# Submit your Custom Backgrounds, to be included in the next GummyCharged



## Kejar31 (Jun 9, 2011)

Hey everyone..

I would like to create a set of community made custom background for the next release of GummyCharged and need your help









Please use this thread to submit your work.. Also please make sure all work is your own and not kanged


----------



## evolume (Jun 13, 2011)

Uncropped photos I took in Eastern Washington this weekend. Tried them all as DX wallpapers but can't decide which one I like best.

https://picasaweb.google.com/105392...?authkey=Gv1sRgCPj898mj646fOA&feat=directlink


----------



## iamtyy (Jun 6, 2011)

Here's one I made


















Nice and simple


----------



## KsKnightmare (Jun 6, 2011)

Here's a wallpaper I made. Not really gummy themed but i like it

Sent from my charge


----------



## Kejar31 (Jun 9, 2011)

KsKnightmare said:


> Here's a wallpaper I made. Not really gummy themed but i like it
> 
> Sent from my charge


Cool I really Like it







Can you post a larger one like say a 960X800 one


----------



## KsKnightmare (Jun 6, 2011)

absolutely, i just did that real quick from my phone earlier and it didnt load right lol. this should be it though.

http://goo.gl/WlL0S
i couldnt get it to upload through attachments :/


----------



## KsKnightmare (Jun 6, 2011)

Another one


----------



## Kejar31 (Jun 9, 2011)

KsKnightmare said:


> Another one


I think something is wrong wtih that link







sad cause I really wanted to see it


----------



## KsKnightmare (Jun 6, 2011)

Kejar31 said:


> I think something is wrong wtih that link
> 
> 
> 
> ...
- - -
WHAT YOU WILL DO: Continue the GummyCharged background thread from its last post onward.

SUPPLIED DATA:
- - -
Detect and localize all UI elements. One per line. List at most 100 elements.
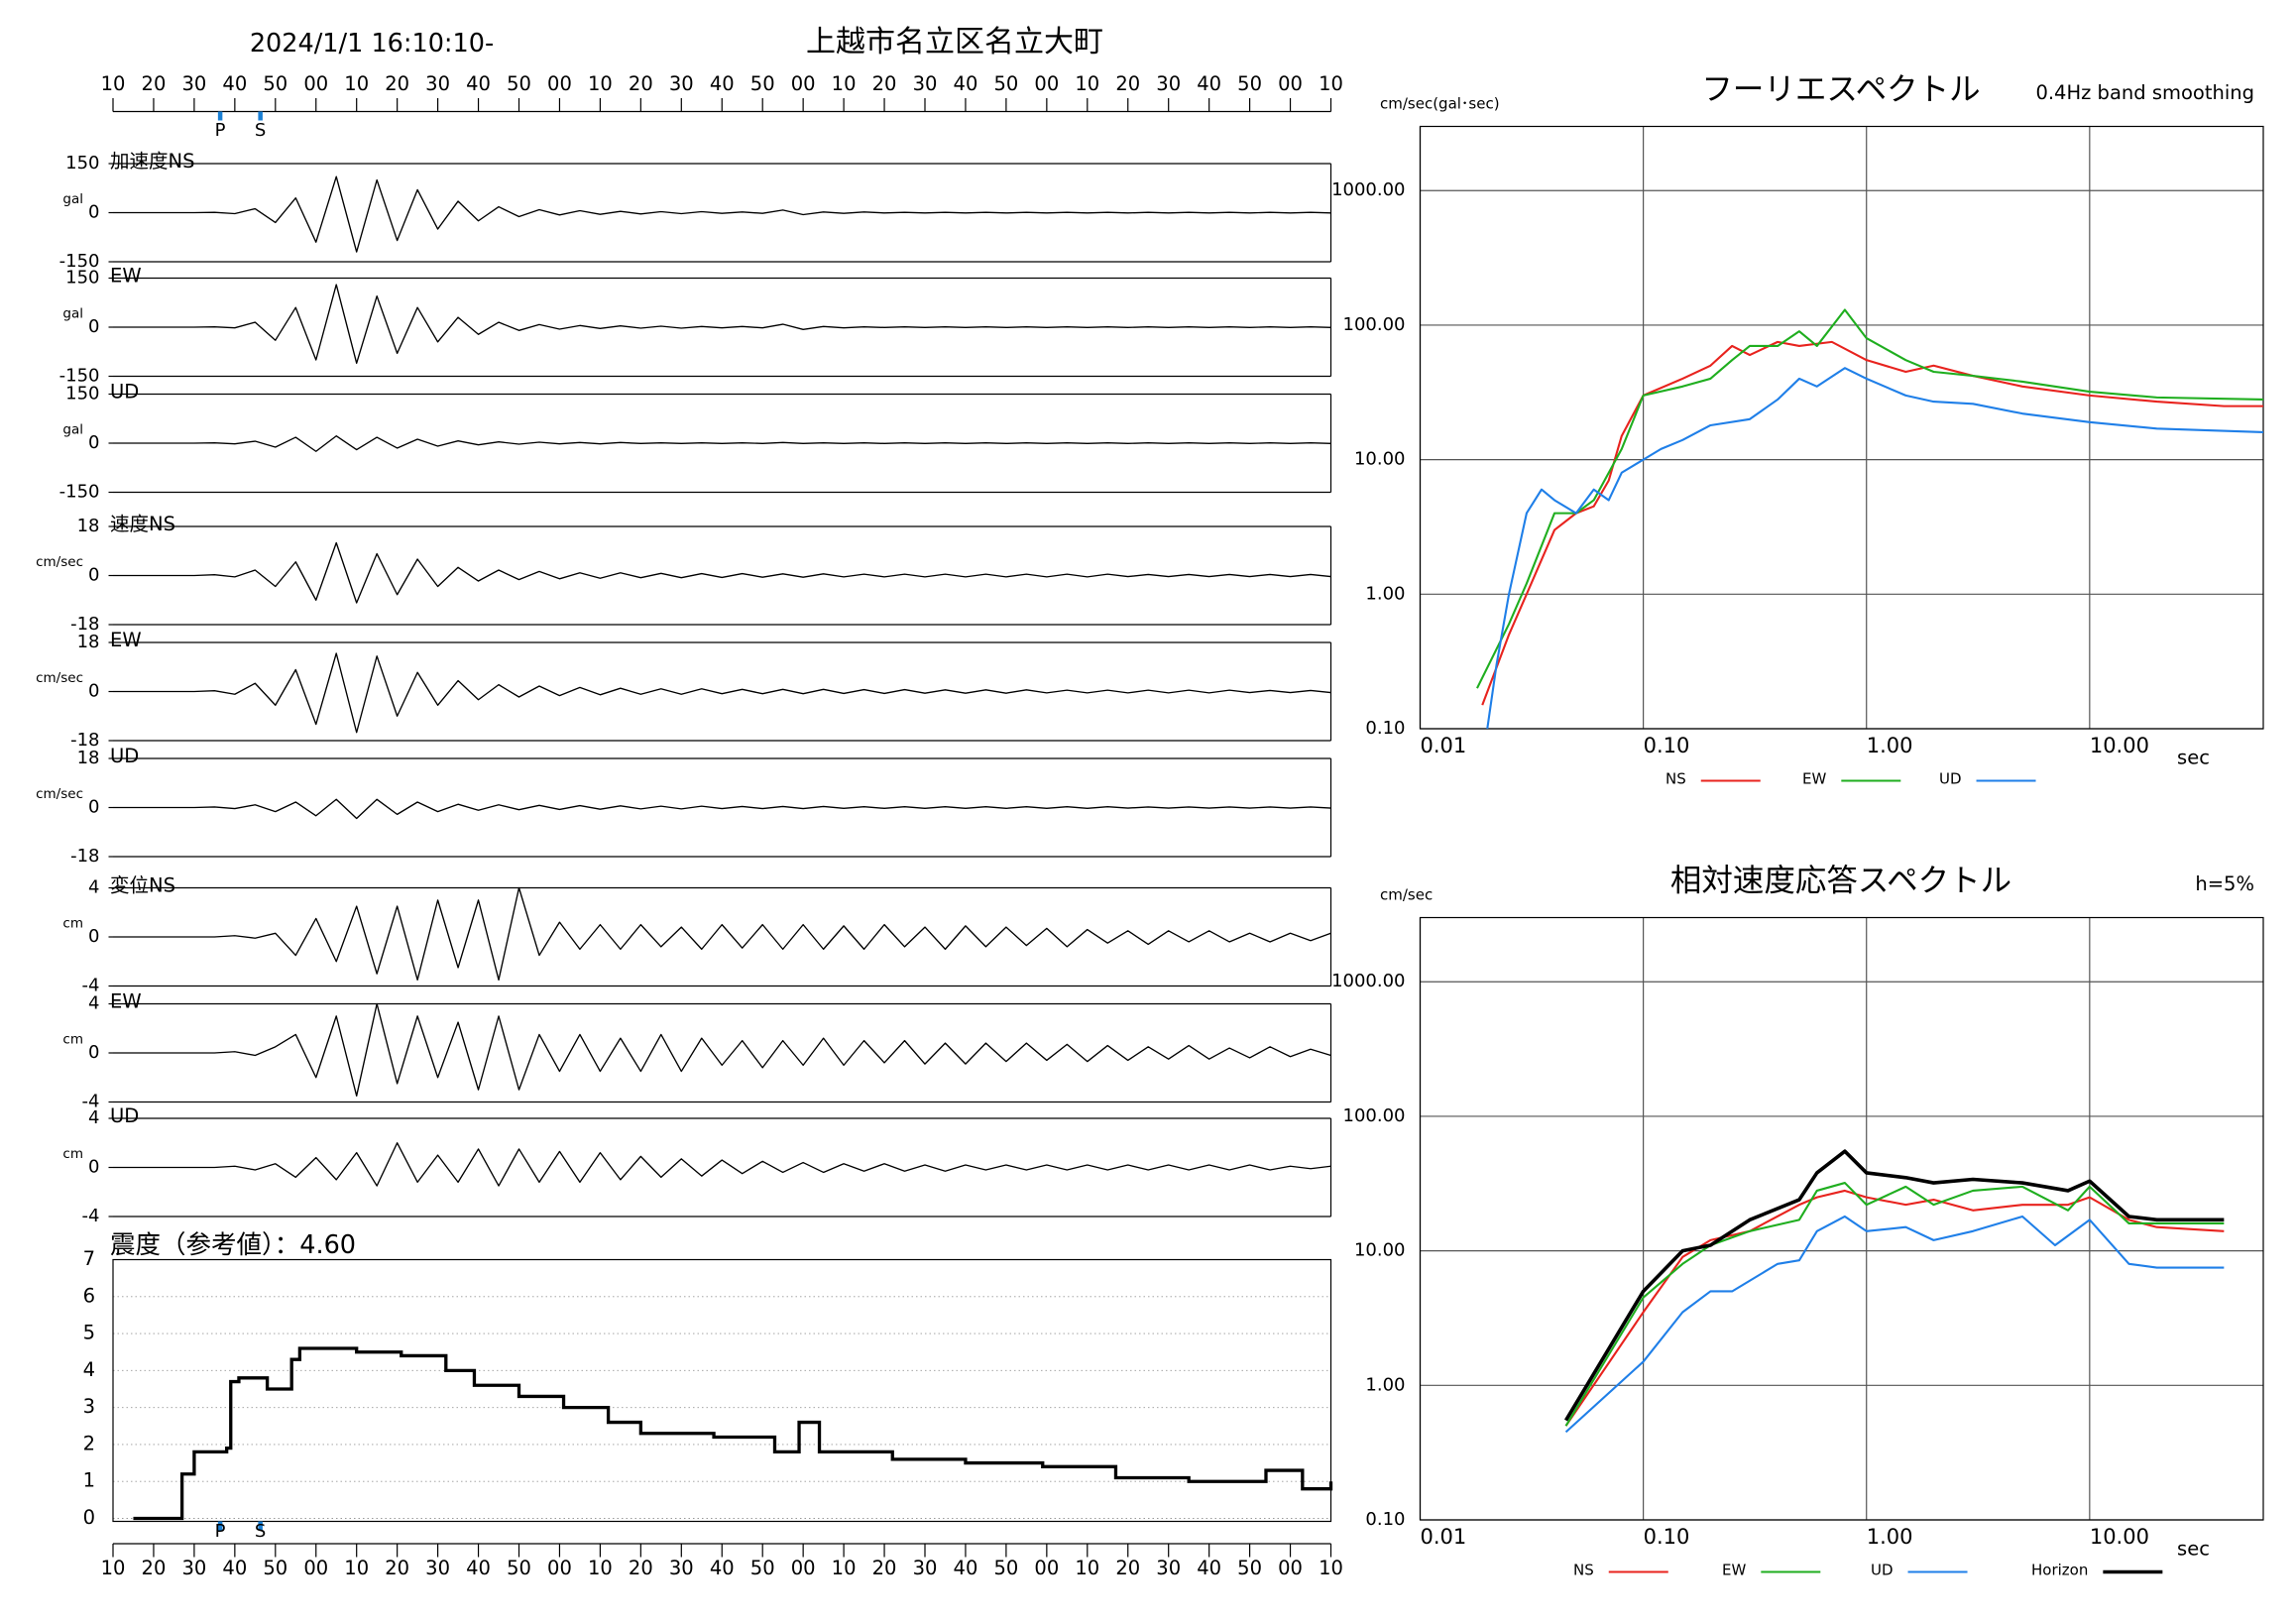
- - -
ANSWER TO THE EXERCISE:
the first or second one i posted ? lol


----------



## Kejar31 (Jun 9, 2011)

KsKnightmare said:


> the first or second one i posted ? lol


I only got the first one.. the second one does not show up in the thread


----------



## KsKnightmare (Jun 6, 2011)

View attachment 272


Sent from my charge


----------



## keithce (Jun 22, 2011)

How many people have heard of digitalblasphemy? I'm a lifetime member there and the guy creates amazing desktop backgrounds. For each background he creates he also renders about 20 or so resolutions including dual, triple monitors and a variety of mobile sizes.

I'd highly recommend checking it out ( http://www.digitalblasphemy.com/wip.shtml ) and getting a subscription. I know this sounds like a sales job, but I genuinely love the guys work!

I haven't checked out the free gallery to see if any mobile renders are on there, but if there are you could probably ask him to include them in the ROM.


----------



## KsKnightmare (Jun 6, 2011)

Heres the links to these, i cant post them for some reason

Typography
http://goo.gl/VcJt8

Mario
http://goo.gl/LwdK5

Space Explosion 2
http://goo.gl/W5vtm


----------



## Rominucka (Jun 23, 2011)

I wanted to make him look like he was made out of gummy bear material...oh well

Let's just call it a work in progress. Everything looks good on the phone except for the android guy...a little too blurry.


----------



## Kejar31 (Jun 9, 2011)

Rominucka said:


> I wanted to make him look like he was made out of gummy bear material...oh well
> 
> Let's just call it a work in progress. Everything looks good on the phone except for the android guy...a little too blurry.


 I like it!


----------



## Rominucka (Jun 23, 2011)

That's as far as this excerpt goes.